■ **Entries with figure data**:
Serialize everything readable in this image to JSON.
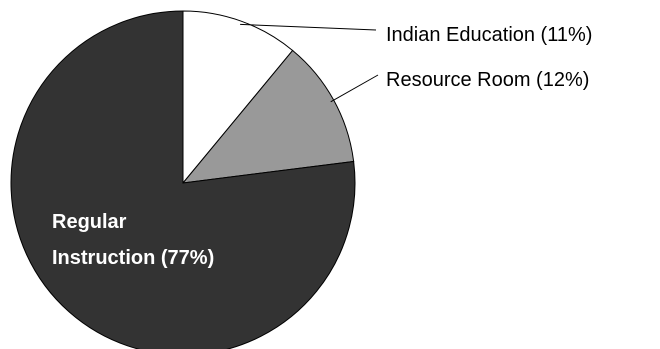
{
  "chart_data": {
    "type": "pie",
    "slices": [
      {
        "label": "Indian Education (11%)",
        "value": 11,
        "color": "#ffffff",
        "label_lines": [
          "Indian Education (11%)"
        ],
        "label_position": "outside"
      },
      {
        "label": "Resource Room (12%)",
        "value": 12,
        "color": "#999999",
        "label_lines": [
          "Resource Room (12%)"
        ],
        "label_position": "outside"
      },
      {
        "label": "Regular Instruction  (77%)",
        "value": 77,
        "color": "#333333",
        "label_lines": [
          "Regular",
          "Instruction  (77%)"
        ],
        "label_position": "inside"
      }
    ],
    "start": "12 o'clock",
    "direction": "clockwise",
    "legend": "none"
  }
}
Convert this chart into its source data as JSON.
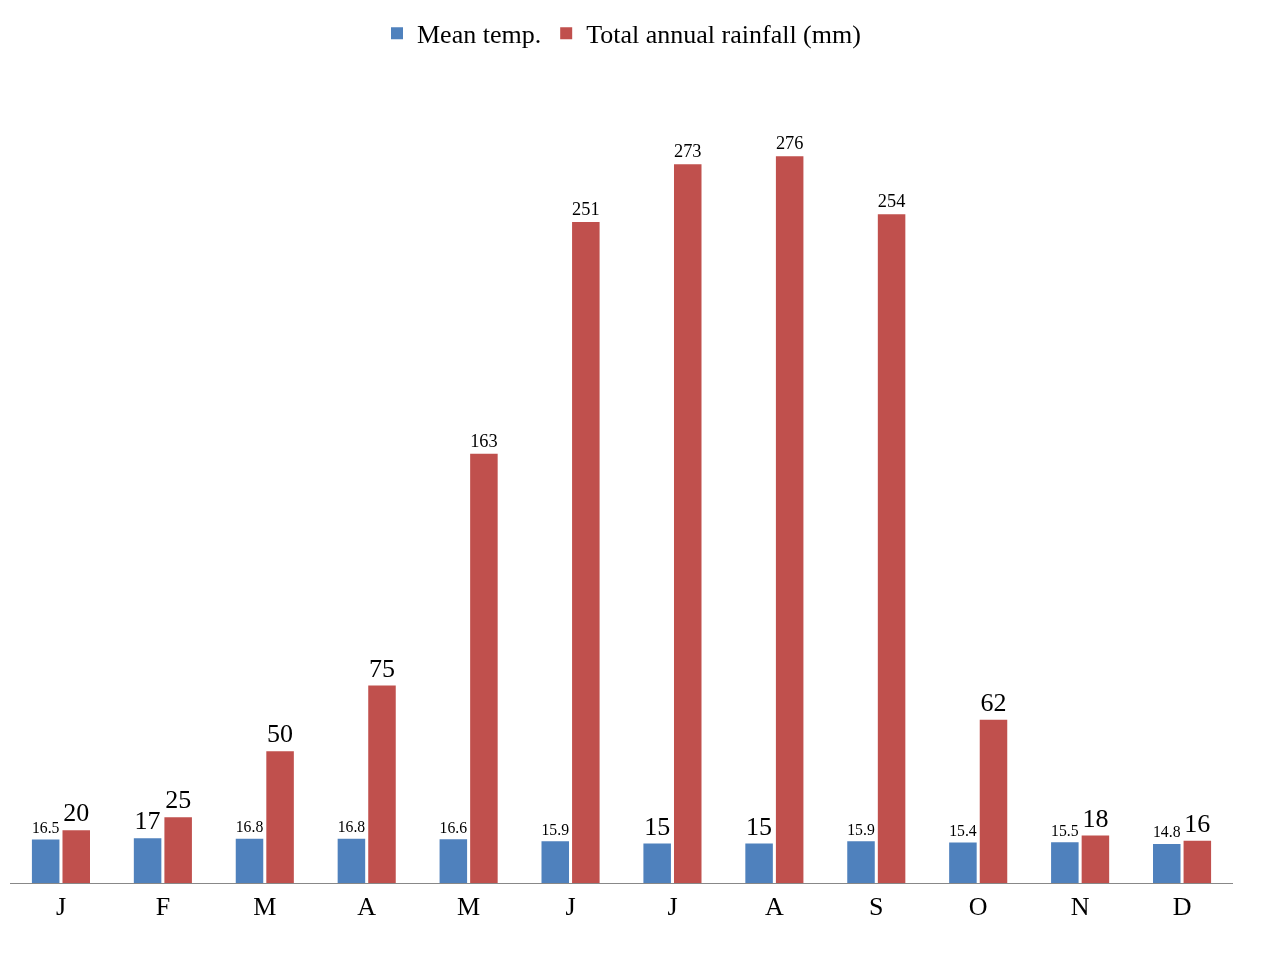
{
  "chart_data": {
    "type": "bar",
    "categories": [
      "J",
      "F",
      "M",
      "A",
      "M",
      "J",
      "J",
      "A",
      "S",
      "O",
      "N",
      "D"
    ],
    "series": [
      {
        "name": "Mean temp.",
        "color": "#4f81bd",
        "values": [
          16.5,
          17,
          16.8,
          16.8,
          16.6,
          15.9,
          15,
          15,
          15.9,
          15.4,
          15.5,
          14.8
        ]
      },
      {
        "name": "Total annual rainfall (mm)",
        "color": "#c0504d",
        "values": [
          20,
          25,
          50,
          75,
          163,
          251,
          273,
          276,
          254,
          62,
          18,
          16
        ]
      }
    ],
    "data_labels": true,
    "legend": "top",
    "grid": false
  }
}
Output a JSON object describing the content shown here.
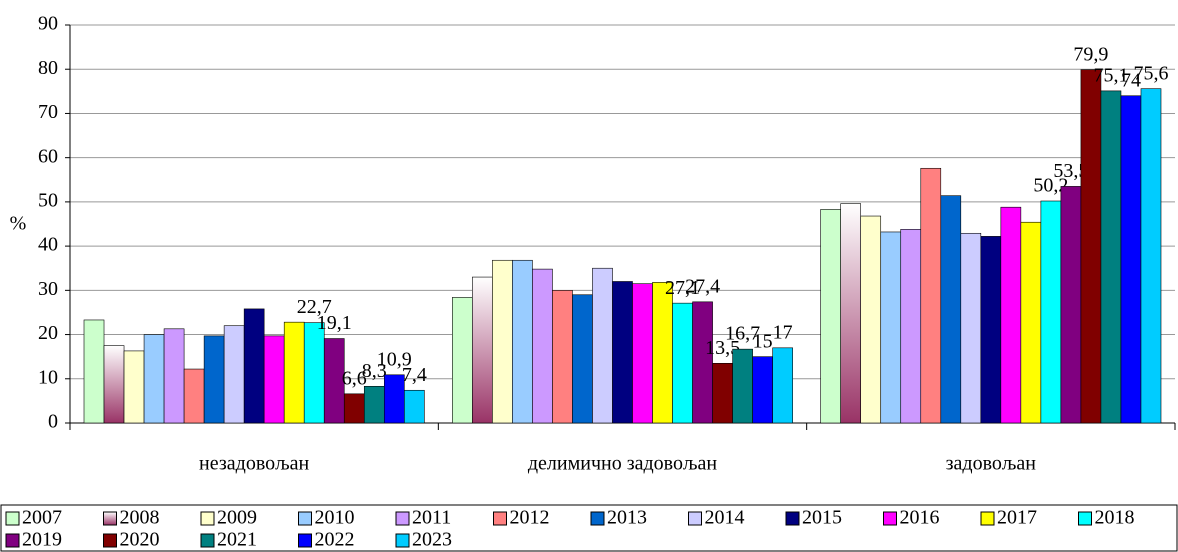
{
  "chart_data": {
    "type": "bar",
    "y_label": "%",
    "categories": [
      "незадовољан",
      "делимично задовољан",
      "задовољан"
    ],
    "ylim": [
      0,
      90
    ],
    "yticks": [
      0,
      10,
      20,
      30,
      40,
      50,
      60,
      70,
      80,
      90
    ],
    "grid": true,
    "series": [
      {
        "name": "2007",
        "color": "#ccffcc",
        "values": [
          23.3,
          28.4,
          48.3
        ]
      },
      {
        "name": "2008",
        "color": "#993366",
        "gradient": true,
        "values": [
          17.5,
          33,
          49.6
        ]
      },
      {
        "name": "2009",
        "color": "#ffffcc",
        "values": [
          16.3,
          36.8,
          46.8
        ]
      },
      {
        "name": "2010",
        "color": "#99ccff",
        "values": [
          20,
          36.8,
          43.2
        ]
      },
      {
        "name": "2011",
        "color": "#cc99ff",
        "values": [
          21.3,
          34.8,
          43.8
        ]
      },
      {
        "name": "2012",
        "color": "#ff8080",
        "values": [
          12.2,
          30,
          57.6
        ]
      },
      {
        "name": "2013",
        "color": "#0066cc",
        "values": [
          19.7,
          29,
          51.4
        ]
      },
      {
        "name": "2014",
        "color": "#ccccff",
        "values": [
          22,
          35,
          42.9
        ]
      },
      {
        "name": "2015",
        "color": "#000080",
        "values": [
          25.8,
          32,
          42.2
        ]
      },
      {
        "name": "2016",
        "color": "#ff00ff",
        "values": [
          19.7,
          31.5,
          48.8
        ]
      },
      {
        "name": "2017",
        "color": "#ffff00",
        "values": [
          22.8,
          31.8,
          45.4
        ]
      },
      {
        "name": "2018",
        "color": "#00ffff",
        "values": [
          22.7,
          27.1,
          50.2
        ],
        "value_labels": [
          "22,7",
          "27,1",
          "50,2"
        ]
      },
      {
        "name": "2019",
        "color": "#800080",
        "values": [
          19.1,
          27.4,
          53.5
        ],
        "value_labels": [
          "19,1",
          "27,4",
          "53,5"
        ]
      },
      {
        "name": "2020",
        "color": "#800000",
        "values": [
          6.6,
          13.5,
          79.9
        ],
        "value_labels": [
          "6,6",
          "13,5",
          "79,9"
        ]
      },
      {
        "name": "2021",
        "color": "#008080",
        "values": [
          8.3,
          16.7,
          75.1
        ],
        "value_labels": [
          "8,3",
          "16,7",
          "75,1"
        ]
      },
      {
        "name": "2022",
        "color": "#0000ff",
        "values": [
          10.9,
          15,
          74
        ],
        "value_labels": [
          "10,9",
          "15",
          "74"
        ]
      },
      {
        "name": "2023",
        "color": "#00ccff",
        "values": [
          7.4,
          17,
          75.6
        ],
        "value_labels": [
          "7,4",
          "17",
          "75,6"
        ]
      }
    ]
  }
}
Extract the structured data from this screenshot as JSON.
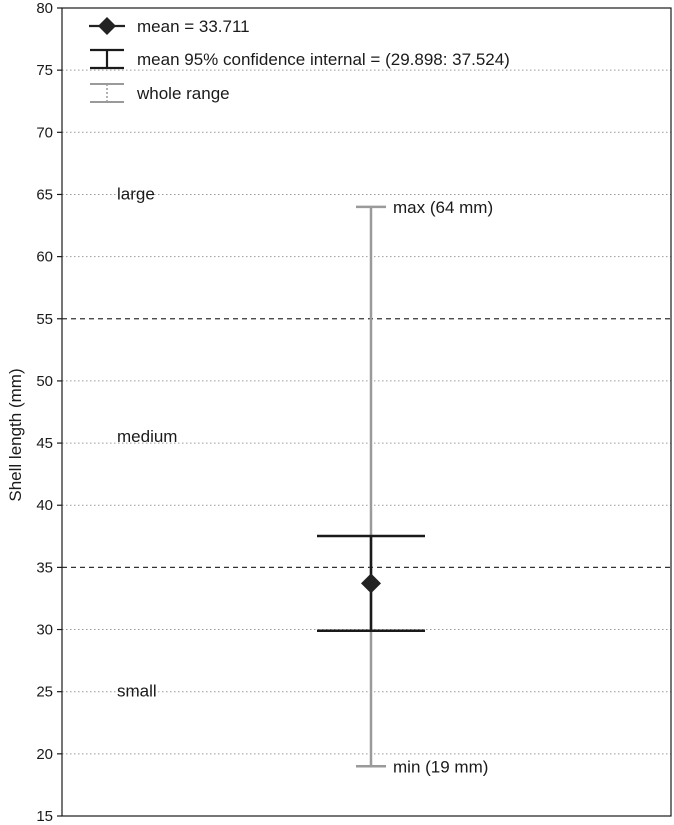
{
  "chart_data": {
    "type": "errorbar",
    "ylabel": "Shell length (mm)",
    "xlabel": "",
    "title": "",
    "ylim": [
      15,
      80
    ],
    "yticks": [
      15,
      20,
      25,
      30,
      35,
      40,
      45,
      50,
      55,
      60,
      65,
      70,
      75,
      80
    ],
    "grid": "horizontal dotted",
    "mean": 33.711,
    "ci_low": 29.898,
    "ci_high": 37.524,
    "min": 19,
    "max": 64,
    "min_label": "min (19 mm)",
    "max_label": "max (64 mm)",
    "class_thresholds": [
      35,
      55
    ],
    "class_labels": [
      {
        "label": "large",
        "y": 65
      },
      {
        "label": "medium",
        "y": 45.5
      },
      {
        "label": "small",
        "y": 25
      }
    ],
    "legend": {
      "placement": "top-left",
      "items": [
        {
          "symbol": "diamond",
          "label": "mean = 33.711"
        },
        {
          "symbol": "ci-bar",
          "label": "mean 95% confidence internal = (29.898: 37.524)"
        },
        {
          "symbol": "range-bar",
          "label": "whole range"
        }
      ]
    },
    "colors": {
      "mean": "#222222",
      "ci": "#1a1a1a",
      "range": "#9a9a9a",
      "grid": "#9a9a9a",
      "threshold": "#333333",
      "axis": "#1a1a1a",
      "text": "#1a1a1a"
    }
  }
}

■ **Task description**: Write out each entry exactly as given, omitting any picture.

■ **Task answer**:
Serialize everything readable in this image to JSON.
{
  "chart_data": {
    "type": "pie",
    "slices": [
      {
        "label": "Indian Education (11%)",
        "value": 11,
        "color": "#ffffff",
        "label_lines": [
          "Indian Education (11%)"
        ],
        "label_position": "outside"
      },
      {
        "label": "Resource Room (12%)",
        "value": 12,
        "color": "#999999",
        "label_lines": [
          "Resource Room (12%)"
        ],
        "label_position": "outside"
      },
      {
        "label": "Regular Instruction  (77%)",
        "value": 77,
        "color": "#333333",
        "label_lines": [
          "Regular",
          "Instruction  (77%)"
        ],
        "label_position": "inside"
      }
    ],
    "start": "12 o'clock",
    "direction": "clockwise",
    "legend": "none"
  }
}
Convert this chart into its source data as JSON.
{
  "chart_data": {
    "type": "bar",
    "categories": [
      "J",
      "F",
      "M",
      "A",
      "M",
      "J",
      "J",
      "A",
      "S",
      "O",
      "N",
      "D"
    ],
    "series": [
      {
        "name": "Mean temp.",
        "color": "#4f81bd",
        "values": [
          16.5,
          17,
          16.8,
          16.8,
          16.6,
          15.9,
          15,
          15,
          15.9,
          15.4,
          15.5,
          14.8
        ]
      },
      {
        "name": "Total annual rainfall (mm)",
        "color": "#c0504d",
        "values": [
          20,
          25,
          50,
          75,
          163,
          251,
          273,
          276,
          254,
          62,
          18,
          16
        ]
      }
    ],
    "data_labels": true,
    "legend": "top",
    "grid": false
  }
}
Output a JSON object describing the content shown here.
{
  "chart_data": {
    "type": "bar",
    "y_label": "%",
    "categories": [
      "незадовољан",
      "делимично задовољан",
      "задовољан"
    ],
    "ylim": [
      0,
      90
    ],
    "yticks": [
      0,
      10,
      20,
      30,
      40,
      50,
      60,
      70,
      80,
      90
    ],
    "grid": true,
    "series": [
      {
        "name": "2007",
        "color": "#ccffcc",
        "values": [
          23.3,
          28.4,
          48.3
        ]
      },
      {
        "name": "2008",
        "color": "#993366",
        "gradient": true,
        "values": [
          17.5,
          33,
          49.6
        ]
      },
      {
        "name": "2009",
        "color": "#ffffcc",
        "values": [
          16.3,
          36.8,
          46.8
        ]
      },
      {
        "name": "2010",
        "color": "#99ccff",
        "values": [
          20,
          36.8,
          43.2
        ]
      },
      {
        "name": "2011",
        "color": "#cc99ff",
        "values": [
          21.3,
          34.8,
          43.8
        ]
      },
      {
        "name": "2012",
        "color": "#ff8080",
        "values": [
          12.2,
          30,
          57.6
        ]
      },
      {
        "name": "2013",
        "color": "#0066cc",
        "values": [
          19.7,
          29,
          51.4
        ]
      },
      {
        "name": "2014",
        "color": "#ccccff",
        "values": [
          22,
          35,
          42.9
        ]
      },
      {
        "name": "2015",
        "color": "#000080",
        "values": [
          25.8,
          32,
          42.2
        ]
      },
      {
        "name": "2016",
        "color": "#ff00ff",
        "values": [
          19.7,
          31.5,
          48.8
        ]
      },
      {
        "name": "2017",
        "color": "#ffff00",
        "values": [
          22.8,
          31.8,
          45.4
        ]
      },
      {
        "name": "2018",
        "color": "#00ffff",
        "values": [
          22.7,
          27.1,
          50.2
        ],
        "value_labels": [
          "22,7",
          "27,1",
          "50,2"
        ]
      },
      {
        "name": "2019",
        "color": "#800080",
        "values": [
          19.1,
          27.4,
          53.5
        ],
        "value_labels": [
          "19,1",
          "27,4",
          "53,5"
        ]
      },
      {
        "name": "2020",
        "color": "#800000",
        "values": [
          6.6,
          13.5,
          79.9
        ],
        "value_labels": [
          "6,6",
          "13,5",
          "79,9"
        ]
      },
      {
        "name": "2021",
        "color": "#008080",
        "values": [
          8.3,
          16.7,
          75.1
        ],
        "value_labels": [
          "8,3",
          "16,7",
          "75,1"
        ]
      },
      {
        "name": "2022",
        "color": "#0000ff",
        "values": [
          10.9,
          15,
          74
        ],
        "value_labels": [
          "10,9",
          "15",
          "74"
        ]
      },
      {
        "name": "2023",
        "color": "#00ccff",
        "values": [
          7.4,
          17,
          75.6
        ],
        "value_labels": [
          "7,4",
          "17",
          "75,6"
        ]
      }
    ]
  }
}
Extract the structured data from this screenshot as JSON.
{
  "chart_data": {
    "type": "errorbar",
    "ylabel": "Shell length (mm)",
    "xlabel": "",
    "title": "",
    "ylim": [
      15,
      80
    ],
    "yticks": [
      15,
      20,
      25,
      30,
      35,
      40,
      45,
      50,
      55,
      60,
      65,
      70,
      75,
      80
    ],
    "grid": "horizontal dotted",
    "mean": 33.711,
    "ci_low": 29.898,
    "ci_high": 37.524,
    "min": 19,
    "max": 64,
    "min_label": "min (19 mm)",
    "max_label": "max (64 mm)",
    "class_thresholds": [
      35,
      55
    ],
    "class_labels": [
      {
        "label": "large",
        "y": 65
      },
      {
        "label": "medium",
        "y": 45.5
      },
      {
        "label": "small",
        "y": 25
      }
    ],
    "legend": {
      "placement": "top-left",
      "items": [
        {
          "symbol": "diamond",
          "label": "mean = 33.711"
        },
        {
          "symbol": "ci-bar",
          "label": "mean 95% confidence internal = (29.898: 37.524)"
        },
        {
          "symbol": "range-bar",
          "label": "whole range"
        }
      ]
    },
    "colors": {
      "mean": "#222222",
      "ci": "#1a1a1a",
      "range": "#9a9a9a",
      "grid": "#9a9a9a",
      "threshold": "#333333",
      "axis": "#1a1a1a",
      "text": "#1a1a1a"
    }
  }
}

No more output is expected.